> _PROBLEM DETAILS_
Output every record below exactly as it appears.

> _MATERIAL SHOWN_
----
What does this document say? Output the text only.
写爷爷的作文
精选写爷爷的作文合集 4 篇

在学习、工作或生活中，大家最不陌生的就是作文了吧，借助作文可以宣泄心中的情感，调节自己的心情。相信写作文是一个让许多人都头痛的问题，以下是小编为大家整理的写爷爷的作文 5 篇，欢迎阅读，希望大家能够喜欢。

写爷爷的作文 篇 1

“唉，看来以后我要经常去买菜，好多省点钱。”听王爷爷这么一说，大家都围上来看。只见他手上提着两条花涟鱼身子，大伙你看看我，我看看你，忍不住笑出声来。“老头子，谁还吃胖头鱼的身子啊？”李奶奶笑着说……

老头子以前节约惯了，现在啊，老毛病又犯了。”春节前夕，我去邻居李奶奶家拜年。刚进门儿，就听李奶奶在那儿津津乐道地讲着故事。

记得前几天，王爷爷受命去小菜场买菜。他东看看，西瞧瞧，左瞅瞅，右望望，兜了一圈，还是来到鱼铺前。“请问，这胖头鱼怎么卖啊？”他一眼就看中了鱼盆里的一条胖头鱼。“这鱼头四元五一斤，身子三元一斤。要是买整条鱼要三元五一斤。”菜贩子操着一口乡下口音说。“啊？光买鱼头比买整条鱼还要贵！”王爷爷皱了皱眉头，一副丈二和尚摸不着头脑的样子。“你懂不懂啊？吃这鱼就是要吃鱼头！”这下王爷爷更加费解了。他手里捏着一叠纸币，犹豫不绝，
----
> _TASK RESULT_
What does this document say? Output the text only.
写爷爷的作文
精选写爷爷的作文合集 4 篇

在学习、工作或生活中，大家最不陌生的就是作文了吧，借助作文可以宣泄心中的情感，调节自己的心情。相信写作文是一个让许多人都头痛的问题，以下是小编为大家整理的写爷爷的作文 5 篇，欢迎阅读，希望大家能够喜欢。

写爷爷的作文 篇 1

“唉，看来以后我要经常去买菜，好多省点钱。”听王爷爷这么一说，大家都围上来看。只见他手上提着两条花涟鱼身子，大伙你看看我，我看看你，忍不住笑出声来。“老头子，谁还吃胖头鱼的身子啊？”李奶奶笑着说……

老头子以前节约惯了，现在啊，老毛病又犯了。”春节前夕，我去邻居李奶奶家拜年。刚进门儿，就听李奶奶在那儿津津乐道地讲着故事。

记得前几天，王爷爷受命去小菜场买菜。他东看看，西瞧瞧，左瞅瞅，右望望，兜了一圈，还是来到鱼铺前。“请问，这胖头鱼怎么卖啊？”他一眼就看中了鱼盆里的一条胖头鱼。“这鱼头四元五一斤，身子三元一斤。要是买整条鱼要三元五一斤。”菜贩子操着一口乡下口音说。“啊？光买鱼头比买整条鱼还要贵！”王爷爷皱了皱眉头，一副丈二和尚摸不着头脑的样子。“你懂不懂啊？吃这鱼就是要吃鱼头！”这下王爷爷更加费解了。他手里捏着一叠纸币，犹豫不绝，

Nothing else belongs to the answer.